PROBLEM DESCRIPTION: Tally the lines holding the word "journey" and state the count by itself.

[Stored items]
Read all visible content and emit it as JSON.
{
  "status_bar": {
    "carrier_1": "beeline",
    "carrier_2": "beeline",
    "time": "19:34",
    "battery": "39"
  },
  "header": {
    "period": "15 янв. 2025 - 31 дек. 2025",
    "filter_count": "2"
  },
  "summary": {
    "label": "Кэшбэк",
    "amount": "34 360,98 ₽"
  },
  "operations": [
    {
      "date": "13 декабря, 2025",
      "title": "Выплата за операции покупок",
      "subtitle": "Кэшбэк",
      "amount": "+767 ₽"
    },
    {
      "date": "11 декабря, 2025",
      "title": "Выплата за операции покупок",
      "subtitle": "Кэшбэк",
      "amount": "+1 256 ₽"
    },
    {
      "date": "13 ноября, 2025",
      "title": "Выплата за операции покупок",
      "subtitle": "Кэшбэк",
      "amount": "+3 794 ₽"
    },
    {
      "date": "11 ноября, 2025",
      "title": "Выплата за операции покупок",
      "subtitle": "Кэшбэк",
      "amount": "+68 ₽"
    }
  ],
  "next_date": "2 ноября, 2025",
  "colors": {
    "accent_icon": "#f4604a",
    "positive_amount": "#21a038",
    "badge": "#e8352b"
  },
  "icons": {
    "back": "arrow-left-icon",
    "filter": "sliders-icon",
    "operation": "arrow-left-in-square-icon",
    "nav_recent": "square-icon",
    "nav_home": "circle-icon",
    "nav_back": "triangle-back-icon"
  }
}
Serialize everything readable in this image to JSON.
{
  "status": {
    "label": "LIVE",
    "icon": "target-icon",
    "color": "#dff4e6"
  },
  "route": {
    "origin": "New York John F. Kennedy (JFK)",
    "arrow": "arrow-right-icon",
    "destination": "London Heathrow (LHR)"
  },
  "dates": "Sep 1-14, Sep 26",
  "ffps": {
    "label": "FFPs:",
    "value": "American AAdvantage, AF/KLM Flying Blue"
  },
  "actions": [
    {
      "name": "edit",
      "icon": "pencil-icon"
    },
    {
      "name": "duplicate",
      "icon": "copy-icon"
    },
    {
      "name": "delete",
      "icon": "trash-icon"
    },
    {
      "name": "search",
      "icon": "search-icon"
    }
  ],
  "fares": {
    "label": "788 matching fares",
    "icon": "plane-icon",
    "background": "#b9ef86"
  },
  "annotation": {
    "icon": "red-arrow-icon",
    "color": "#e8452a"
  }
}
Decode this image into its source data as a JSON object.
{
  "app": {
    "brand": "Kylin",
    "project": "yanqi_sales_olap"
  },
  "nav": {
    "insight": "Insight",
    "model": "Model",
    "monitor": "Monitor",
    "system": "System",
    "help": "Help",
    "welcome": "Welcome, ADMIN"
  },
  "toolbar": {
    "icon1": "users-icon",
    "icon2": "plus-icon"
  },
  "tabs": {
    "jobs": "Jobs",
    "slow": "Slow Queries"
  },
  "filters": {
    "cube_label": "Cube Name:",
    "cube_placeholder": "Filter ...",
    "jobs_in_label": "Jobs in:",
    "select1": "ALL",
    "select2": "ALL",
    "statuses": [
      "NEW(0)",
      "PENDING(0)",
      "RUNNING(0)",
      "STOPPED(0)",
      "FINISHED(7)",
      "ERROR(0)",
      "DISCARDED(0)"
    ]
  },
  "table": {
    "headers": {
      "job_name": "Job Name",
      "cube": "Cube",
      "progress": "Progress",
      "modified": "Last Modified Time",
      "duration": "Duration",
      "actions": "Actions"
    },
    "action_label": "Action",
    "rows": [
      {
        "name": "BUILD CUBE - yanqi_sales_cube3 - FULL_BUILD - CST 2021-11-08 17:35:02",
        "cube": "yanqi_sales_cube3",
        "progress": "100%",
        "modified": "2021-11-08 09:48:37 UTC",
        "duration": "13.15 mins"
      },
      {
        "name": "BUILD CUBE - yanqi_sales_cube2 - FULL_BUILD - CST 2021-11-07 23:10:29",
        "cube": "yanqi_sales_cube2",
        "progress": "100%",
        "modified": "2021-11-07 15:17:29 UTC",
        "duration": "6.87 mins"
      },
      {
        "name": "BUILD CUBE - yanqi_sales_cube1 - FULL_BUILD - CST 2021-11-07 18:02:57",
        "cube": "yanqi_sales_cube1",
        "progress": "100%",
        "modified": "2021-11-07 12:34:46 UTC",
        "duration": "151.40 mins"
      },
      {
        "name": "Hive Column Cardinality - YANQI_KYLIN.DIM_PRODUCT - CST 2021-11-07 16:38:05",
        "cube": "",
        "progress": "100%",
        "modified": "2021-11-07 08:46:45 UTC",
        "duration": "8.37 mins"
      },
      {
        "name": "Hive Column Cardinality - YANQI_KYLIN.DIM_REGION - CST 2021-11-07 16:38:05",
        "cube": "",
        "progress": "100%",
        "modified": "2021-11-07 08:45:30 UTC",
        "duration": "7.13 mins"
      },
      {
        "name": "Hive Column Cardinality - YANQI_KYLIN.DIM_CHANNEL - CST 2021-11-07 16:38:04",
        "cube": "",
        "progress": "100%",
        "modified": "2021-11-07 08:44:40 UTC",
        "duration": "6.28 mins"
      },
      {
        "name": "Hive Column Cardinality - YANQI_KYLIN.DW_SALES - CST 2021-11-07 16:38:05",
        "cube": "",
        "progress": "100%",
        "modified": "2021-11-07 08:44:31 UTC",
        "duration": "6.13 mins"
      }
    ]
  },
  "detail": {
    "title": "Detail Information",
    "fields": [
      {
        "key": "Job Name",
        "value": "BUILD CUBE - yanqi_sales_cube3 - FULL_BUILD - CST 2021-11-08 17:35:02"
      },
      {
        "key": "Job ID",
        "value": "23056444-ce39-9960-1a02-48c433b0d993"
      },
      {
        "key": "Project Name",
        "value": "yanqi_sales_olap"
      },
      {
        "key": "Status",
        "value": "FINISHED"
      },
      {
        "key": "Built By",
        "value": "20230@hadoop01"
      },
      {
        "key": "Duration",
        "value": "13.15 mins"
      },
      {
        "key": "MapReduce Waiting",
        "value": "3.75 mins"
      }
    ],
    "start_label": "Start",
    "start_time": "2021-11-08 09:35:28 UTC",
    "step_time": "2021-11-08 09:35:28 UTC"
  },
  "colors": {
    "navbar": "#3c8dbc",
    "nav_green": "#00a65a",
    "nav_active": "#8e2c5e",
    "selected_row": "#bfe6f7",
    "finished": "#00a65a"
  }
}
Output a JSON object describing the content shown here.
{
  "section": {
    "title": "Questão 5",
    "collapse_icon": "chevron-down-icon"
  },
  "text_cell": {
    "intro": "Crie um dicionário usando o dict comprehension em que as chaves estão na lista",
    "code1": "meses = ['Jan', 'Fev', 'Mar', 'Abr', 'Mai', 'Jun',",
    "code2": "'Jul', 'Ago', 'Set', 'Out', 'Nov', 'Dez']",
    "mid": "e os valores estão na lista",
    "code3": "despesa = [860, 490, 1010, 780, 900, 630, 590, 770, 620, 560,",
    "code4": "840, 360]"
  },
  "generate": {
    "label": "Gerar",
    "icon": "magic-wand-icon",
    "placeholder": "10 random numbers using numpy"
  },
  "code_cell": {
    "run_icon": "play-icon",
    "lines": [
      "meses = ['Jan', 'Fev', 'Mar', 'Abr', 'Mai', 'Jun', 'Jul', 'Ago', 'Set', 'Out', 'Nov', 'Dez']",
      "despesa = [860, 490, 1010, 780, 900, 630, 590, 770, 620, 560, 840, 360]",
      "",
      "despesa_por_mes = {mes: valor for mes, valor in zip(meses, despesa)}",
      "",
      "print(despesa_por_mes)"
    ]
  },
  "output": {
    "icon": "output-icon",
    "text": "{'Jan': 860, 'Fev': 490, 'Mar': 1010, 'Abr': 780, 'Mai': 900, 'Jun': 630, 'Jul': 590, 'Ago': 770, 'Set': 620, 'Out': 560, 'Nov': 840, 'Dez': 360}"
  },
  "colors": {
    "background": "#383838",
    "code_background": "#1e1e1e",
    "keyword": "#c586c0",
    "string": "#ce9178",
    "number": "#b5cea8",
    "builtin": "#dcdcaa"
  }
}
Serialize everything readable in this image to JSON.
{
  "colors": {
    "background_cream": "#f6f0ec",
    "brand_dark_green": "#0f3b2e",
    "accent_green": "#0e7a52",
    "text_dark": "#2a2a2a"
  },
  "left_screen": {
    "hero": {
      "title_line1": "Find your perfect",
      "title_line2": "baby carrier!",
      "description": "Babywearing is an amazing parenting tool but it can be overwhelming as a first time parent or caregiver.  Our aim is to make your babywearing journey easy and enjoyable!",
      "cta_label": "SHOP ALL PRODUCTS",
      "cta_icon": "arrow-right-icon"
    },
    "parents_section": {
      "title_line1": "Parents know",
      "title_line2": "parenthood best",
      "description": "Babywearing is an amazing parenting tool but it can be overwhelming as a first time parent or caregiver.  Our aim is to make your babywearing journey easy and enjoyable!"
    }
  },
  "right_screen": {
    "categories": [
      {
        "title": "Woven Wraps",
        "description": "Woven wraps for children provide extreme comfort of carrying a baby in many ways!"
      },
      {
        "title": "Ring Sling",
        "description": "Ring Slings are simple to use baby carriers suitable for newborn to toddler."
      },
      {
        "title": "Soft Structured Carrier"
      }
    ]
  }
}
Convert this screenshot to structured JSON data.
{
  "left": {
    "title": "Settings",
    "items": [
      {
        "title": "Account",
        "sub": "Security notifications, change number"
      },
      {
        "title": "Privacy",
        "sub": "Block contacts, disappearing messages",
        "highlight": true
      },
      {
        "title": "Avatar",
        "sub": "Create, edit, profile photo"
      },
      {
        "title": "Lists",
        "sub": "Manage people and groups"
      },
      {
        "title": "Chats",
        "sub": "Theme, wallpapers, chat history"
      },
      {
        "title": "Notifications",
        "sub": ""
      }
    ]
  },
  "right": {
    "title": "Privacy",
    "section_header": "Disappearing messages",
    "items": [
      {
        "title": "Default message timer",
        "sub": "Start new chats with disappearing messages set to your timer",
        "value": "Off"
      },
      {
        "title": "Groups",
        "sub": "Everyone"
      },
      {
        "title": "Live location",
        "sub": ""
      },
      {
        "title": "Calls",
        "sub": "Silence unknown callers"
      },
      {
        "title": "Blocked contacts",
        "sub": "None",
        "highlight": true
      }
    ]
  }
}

RESPONSE TO THIS EXERCISE: 2